◆ **Goal of the exercise**: Identify each line below that contains the word "providers", and copy it out.

Records from a data collection
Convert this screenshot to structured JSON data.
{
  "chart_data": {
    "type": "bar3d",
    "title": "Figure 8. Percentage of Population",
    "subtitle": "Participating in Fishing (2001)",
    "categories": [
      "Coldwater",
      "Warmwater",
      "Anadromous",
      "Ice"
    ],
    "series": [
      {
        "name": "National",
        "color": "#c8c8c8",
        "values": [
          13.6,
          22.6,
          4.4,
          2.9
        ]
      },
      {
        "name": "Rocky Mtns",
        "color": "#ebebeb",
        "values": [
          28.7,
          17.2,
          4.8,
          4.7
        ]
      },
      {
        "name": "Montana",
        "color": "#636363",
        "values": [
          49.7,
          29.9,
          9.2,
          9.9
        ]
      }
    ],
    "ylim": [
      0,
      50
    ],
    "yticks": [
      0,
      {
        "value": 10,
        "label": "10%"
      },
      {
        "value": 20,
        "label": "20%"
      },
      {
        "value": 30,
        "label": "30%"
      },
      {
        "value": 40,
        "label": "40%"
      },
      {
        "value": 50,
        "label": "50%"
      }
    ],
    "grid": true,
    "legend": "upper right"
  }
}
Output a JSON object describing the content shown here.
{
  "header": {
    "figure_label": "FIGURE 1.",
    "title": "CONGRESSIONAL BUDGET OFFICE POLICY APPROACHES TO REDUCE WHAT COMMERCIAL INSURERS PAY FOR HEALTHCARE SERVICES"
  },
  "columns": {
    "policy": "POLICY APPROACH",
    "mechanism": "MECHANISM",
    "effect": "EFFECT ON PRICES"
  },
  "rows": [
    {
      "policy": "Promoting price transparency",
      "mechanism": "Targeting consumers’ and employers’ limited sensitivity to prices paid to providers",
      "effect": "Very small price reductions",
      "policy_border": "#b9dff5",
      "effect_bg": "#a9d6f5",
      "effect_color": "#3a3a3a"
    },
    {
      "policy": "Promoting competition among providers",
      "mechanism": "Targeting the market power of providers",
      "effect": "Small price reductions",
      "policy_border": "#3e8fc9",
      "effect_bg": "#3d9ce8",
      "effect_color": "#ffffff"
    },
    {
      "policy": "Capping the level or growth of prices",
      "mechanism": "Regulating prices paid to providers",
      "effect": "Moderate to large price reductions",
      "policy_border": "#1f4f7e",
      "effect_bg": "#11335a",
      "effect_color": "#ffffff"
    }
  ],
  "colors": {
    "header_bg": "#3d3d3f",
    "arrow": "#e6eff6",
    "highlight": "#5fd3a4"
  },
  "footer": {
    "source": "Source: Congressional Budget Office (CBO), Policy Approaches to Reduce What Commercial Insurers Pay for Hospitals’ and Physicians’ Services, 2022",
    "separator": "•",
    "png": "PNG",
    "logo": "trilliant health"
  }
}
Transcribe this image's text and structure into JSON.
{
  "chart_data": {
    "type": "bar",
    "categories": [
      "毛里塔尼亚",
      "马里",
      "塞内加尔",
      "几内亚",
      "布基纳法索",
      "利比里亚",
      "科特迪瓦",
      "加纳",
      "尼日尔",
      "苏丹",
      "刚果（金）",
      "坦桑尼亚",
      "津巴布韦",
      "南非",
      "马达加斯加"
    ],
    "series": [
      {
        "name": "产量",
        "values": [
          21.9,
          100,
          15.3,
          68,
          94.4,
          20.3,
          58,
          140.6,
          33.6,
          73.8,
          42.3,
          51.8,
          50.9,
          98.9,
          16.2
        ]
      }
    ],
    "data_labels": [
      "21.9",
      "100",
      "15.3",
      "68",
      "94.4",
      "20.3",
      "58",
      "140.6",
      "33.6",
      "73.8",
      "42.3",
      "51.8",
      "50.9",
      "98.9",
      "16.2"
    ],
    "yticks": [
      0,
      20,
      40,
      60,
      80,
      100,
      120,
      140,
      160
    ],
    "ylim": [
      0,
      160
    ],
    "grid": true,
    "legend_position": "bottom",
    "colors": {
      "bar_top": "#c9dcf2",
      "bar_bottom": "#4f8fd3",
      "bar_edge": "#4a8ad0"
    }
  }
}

◆ **Solution to the exercise**:
      "mechanism": "Targeting consumers’ and employers’ limited sensitivity to prices paid to providers",
      "policy": "Promoting competition among providers",
      "mechanism": "Targeting the market power of providers",
      "mechanism": "Regulating prices paid to providers",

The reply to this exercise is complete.